Figure record listings

----------------

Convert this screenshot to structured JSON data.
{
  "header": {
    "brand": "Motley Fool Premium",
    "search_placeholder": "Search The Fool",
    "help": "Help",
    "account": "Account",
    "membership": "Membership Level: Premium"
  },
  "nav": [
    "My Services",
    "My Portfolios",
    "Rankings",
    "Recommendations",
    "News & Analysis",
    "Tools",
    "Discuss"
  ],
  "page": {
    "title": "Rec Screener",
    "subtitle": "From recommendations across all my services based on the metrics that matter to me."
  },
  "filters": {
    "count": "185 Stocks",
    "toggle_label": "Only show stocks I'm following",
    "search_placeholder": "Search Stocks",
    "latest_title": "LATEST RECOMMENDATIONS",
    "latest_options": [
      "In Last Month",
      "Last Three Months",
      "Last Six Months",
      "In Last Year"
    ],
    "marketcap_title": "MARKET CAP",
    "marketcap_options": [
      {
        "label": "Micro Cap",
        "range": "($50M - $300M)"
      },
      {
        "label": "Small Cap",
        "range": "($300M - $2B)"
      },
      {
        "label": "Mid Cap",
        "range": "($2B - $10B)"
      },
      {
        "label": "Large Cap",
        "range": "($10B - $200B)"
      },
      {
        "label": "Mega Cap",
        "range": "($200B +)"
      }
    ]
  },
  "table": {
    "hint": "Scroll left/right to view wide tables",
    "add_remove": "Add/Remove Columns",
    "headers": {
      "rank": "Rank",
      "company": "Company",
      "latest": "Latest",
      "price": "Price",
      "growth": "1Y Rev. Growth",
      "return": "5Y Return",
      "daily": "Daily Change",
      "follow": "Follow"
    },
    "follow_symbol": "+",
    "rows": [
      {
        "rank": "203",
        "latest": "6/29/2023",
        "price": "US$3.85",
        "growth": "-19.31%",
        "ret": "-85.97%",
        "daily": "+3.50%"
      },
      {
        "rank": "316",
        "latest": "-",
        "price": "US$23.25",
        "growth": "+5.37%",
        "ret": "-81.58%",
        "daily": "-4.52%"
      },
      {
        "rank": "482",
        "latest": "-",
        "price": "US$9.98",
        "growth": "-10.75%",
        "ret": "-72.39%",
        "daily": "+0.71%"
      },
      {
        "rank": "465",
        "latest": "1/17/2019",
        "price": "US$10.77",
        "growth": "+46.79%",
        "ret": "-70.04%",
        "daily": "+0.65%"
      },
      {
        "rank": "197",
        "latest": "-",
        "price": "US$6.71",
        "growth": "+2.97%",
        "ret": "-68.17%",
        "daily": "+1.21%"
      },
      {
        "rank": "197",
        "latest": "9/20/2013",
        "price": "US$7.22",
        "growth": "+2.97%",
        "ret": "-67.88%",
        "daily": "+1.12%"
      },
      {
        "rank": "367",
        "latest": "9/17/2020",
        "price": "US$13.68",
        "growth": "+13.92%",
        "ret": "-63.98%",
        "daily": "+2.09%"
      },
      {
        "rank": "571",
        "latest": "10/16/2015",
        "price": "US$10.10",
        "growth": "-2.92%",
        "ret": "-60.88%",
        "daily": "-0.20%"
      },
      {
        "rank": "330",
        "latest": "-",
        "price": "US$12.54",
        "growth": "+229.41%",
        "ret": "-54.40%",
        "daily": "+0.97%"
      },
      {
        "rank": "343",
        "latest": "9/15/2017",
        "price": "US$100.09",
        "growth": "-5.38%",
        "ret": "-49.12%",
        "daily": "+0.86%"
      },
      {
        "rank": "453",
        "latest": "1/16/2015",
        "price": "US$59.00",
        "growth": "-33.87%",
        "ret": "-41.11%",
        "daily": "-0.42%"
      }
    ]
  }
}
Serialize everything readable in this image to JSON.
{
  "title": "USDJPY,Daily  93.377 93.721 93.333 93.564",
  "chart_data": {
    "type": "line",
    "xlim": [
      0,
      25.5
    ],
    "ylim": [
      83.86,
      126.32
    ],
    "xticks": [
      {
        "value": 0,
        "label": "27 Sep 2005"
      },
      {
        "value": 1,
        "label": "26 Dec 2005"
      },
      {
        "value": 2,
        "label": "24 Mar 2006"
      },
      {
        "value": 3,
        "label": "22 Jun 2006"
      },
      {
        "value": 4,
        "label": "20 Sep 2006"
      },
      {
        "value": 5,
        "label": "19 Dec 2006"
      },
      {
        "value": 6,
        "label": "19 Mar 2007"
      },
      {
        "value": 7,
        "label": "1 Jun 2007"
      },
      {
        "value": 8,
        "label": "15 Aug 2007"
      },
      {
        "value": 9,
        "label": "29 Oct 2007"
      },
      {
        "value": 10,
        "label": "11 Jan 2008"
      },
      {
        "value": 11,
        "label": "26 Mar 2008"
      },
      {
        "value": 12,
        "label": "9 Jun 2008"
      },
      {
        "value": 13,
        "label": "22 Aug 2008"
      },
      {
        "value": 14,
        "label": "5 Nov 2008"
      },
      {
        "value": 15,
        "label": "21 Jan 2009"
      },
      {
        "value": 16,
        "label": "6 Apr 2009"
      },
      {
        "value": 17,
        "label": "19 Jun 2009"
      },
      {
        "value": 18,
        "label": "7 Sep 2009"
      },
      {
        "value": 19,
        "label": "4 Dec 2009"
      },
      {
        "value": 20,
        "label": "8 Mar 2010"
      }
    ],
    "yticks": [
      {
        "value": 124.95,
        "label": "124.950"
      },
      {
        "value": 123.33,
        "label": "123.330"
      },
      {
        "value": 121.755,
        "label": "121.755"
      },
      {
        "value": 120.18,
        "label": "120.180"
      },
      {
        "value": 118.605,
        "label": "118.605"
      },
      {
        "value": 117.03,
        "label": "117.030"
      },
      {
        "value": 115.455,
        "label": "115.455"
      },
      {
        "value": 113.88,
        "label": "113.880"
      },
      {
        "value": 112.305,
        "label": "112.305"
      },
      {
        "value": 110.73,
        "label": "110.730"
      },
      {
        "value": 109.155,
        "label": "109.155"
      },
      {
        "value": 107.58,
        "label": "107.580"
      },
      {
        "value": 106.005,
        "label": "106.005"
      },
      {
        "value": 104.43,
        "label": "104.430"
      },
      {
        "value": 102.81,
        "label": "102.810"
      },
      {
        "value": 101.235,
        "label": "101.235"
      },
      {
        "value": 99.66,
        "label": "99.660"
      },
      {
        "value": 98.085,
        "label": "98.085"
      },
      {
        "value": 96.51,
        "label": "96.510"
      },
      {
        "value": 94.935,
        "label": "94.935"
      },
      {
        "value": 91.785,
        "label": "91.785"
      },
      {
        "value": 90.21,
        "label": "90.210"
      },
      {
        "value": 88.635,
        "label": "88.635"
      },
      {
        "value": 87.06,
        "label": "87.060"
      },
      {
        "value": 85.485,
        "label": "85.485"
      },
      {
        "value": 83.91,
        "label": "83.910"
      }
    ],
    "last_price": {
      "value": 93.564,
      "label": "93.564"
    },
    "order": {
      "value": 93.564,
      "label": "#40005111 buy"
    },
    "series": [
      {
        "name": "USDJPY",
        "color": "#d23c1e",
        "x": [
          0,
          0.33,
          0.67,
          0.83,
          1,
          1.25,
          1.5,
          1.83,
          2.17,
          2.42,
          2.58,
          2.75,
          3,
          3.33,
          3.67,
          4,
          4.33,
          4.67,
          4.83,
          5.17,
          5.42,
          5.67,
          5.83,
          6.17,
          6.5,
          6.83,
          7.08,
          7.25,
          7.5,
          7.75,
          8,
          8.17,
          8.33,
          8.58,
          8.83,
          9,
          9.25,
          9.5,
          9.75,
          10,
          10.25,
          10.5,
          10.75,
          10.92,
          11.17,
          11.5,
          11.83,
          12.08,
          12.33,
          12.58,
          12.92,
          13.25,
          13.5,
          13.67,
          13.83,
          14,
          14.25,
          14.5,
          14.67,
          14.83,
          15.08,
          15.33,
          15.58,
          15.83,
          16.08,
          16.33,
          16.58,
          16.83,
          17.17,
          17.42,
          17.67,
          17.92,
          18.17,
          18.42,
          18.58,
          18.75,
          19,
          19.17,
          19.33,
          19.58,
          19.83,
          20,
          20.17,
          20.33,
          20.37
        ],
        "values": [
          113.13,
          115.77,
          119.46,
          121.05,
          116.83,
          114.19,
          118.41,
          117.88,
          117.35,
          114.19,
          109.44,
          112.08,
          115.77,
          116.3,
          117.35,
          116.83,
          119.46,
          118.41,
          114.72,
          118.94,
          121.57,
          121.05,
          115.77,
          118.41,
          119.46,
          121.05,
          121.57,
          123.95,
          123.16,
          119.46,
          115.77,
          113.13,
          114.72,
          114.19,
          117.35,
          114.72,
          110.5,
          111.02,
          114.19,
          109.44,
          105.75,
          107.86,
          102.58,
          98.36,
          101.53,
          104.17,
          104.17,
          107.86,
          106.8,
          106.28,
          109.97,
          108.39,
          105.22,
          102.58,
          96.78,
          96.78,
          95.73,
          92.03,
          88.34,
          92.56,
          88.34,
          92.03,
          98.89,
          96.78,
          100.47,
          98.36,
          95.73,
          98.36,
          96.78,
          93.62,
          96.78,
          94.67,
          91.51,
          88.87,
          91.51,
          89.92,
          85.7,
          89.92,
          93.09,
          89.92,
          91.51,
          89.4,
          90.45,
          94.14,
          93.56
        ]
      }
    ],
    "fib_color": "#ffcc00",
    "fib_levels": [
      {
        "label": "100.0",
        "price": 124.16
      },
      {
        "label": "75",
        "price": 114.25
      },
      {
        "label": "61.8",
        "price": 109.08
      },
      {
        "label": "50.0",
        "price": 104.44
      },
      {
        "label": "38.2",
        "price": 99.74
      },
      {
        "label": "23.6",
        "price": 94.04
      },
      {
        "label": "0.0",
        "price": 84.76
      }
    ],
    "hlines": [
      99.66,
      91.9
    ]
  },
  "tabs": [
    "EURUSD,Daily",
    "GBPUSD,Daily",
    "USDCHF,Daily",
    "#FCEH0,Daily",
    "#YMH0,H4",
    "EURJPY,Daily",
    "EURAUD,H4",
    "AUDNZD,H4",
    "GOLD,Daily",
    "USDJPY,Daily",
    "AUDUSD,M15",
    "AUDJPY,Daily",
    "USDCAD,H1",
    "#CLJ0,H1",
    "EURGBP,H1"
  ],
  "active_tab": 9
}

----------------

▶ WHAT IS EXPECTED: Write out every line of the preceding listing that contains "Premium".

▶ REPLY TO THE TASK:
    "brand": "Motley Fool Premium",
    "membership": "Membership Level: Premium"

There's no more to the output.